» Exercise description
Every line from the one that holds "Read out every word on this page." through the final line should be returned exactly. Omit the pictures.

» Exercise data
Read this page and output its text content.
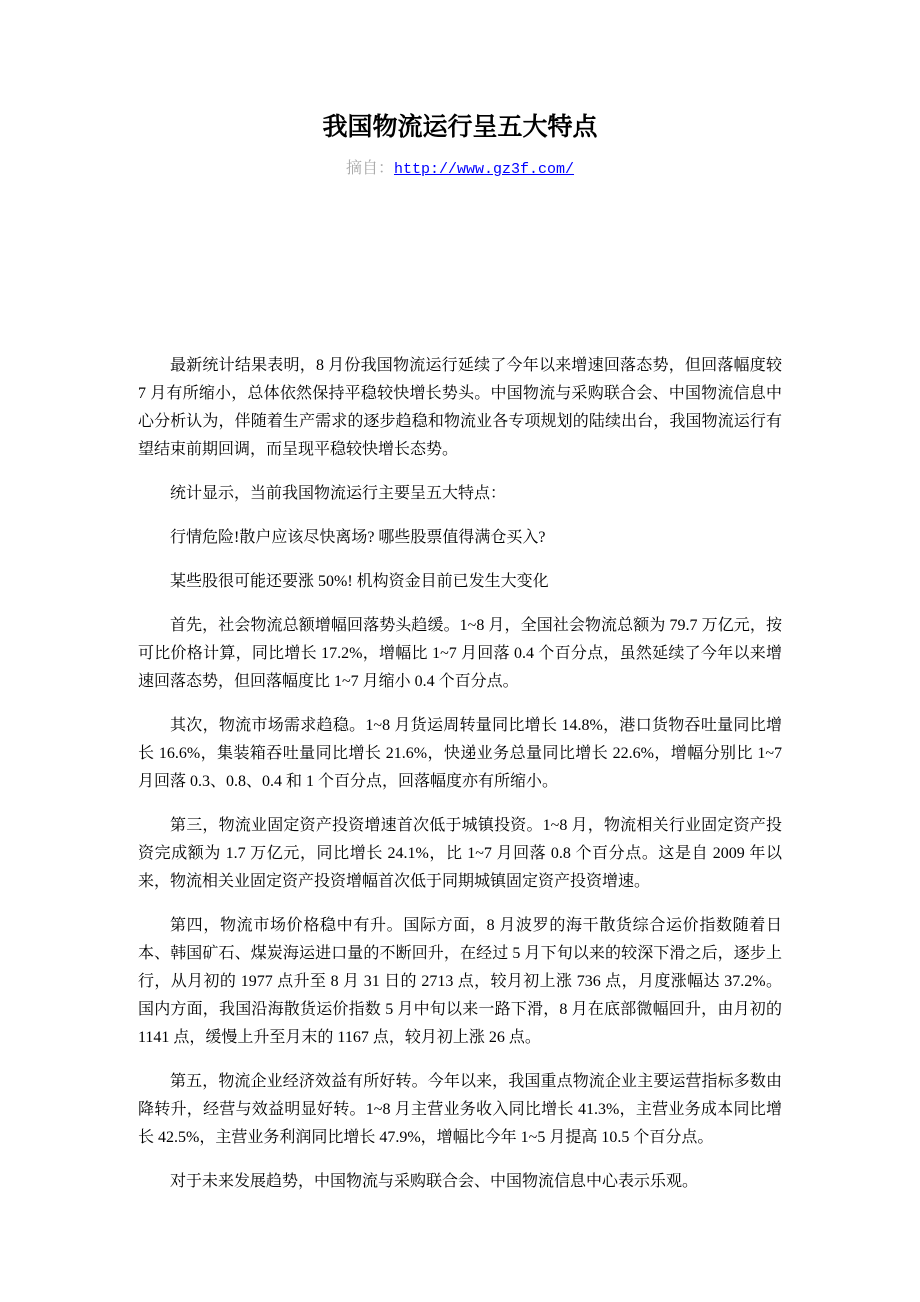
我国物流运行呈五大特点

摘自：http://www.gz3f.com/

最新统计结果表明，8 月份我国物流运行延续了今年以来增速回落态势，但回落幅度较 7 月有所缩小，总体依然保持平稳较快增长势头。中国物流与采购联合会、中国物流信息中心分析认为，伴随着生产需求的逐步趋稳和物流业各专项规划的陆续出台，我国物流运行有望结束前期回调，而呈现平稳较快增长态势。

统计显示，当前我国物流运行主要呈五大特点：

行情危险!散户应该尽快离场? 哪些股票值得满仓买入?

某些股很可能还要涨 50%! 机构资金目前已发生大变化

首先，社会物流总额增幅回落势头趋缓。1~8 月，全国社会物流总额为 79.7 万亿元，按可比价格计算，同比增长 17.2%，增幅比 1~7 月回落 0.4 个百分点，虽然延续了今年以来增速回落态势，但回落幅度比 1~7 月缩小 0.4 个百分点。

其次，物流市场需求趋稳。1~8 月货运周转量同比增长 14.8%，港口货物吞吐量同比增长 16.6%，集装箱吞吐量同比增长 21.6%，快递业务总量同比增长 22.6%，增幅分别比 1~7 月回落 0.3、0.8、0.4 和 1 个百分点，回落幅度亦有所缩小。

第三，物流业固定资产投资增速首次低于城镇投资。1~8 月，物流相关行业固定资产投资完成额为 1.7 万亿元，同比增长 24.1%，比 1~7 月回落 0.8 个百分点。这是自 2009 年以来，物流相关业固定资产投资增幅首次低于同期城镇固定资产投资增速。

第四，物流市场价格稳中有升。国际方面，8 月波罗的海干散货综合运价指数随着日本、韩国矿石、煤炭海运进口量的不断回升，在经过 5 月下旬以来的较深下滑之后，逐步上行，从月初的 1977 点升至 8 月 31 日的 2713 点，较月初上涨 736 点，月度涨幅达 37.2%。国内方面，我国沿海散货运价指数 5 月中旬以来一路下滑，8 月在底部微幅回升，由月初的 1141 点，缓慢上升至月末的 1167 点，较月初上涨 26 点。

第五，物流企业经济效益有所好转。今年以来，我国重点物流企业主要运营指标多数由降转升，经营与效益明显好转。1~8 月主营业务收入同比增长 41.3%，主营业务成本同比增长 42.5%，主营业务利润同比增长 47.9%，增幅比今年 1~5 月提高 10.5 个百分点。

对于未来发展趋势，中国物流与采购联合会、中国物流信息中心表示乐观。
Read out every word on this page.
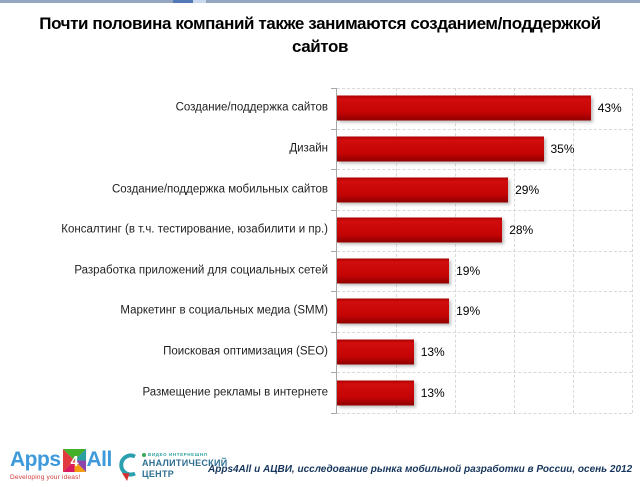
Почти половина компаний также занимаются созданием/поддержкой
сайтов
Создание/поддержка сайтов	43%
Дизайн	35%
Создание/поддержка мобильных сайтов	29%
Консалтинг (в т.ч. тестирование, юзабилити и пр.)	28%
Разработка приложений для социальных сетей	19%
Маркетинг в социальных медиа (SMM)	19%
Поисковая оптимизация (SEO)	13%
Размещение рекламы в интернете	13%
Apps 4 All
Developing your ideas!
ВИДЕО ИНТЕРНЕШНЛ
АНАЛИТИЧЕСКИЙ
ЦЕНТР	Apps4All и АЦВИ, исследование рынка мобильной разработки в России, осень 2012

» Full output
Read out every word on this page.
Почти половина компаний также занимаются созданием/поддержкой
сайтов
Создание/поддержка сайтов	43%
Дизайн	35%
Создание/поддержка мобильных сайтов	29%
Консалтинг (в т.ч. тестирование, юзабилити и пр.)	28%
Разработка приложений для социальных сетей	19%
Маркетинг в социальных медиа (SMM)	19%
Поисковая оптимизация (SEO)	13%
Размещение рекламы в интернете	13%
Apps 4 All
Developing your ideas!
ВИДЕО ИНТЕРНЕШНЛ
АНАЛИТИЧЕСКИЙ
ЦЕНТР	Apps4All и АЦВИ, исследование рынка мобильной разработки в России, осень 2012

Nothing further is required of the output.